# [What the exercise asks]
Reproduce the data below in full and exclude every picture.

** begin Extracted data **

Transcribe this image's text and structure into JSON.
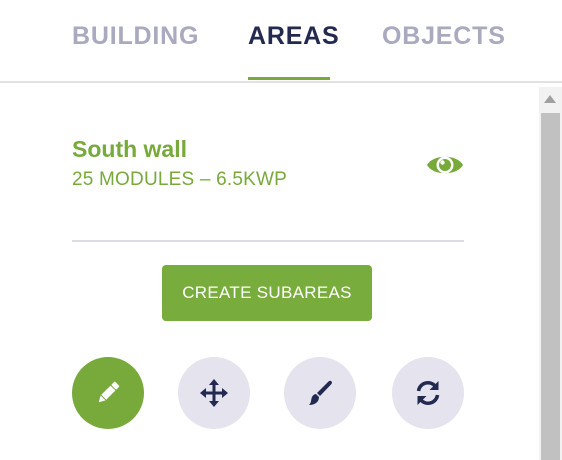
{
  "tabs": [
    {
      "label": "BUILDING",
      "active": false
    },
    {
      "label": "AREAS",
      "active": true
    },
    {
      "label": "OBJECTS",
      "active": false
    }
  ],
  "area": {
    "name": "South wall",
    "summary": "25 MODULES – 6.5KWP",
    "visible_icon": "eye-icon"
  },
  "actions": {
    "create_subareas_label": "CREATE SUBAREAS"
  },
  "tools": [
    {
      "icon": "pencil-icon",
      "active": true
    },
    {
      "icon": "move-arrows-icon",
      "active": false
    },
    {
      "icon": "paint-brush-icon",
      "active": false
    },
    {
      "icon": "refresh-icon",
      "active": false
    }
  ],
  "colors": {
    "accent": "#77a93b",
    "tab_active": "#232a4f",
    "tab_inactive": "#a9a9bf",
    "tool_bg": "#e4e3ee",
    "icon_dark": "#232a4f"
  }
}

** end Extracted data **

# [Result of this task]
Transcribe this image's text and structure into JSON.
{
  "tabs": [
    {
      "label": "BUILDING",
      "active": false
    },
    {
      "label": "AREAS",
      "active": true
    },
    {
      "label": "OBJECTS",
      "active": false
    }
  ],
  "area": {
    "name": "South wall",
    "summary": "25 MODULES – 6.5KWP",
    "visible_icon": "eye-icon"
  },
  "actions": {
    "create_subareas_label": "CREATE SUBAREAS"
  },
  "tools": [
    {
      "icon": "pencil-icon",
      "active": true
    },
    {
      "icon": "move-arrows-icon",
      "active": false
    },
    {
      "icon": "paint-brush-icon",
      "active": false
    },
    {
      "icon": "refresh-icon",
      "active": false
    }
  ],
  "colors": {
    "accent": "#77a93b",
    "tab_active": "#232a4f",
    "tab_inactive": "#a9a9bf",
    "tool_bg": "#e4e3ee",
    "icon_dark": "#232a4f"
  }
}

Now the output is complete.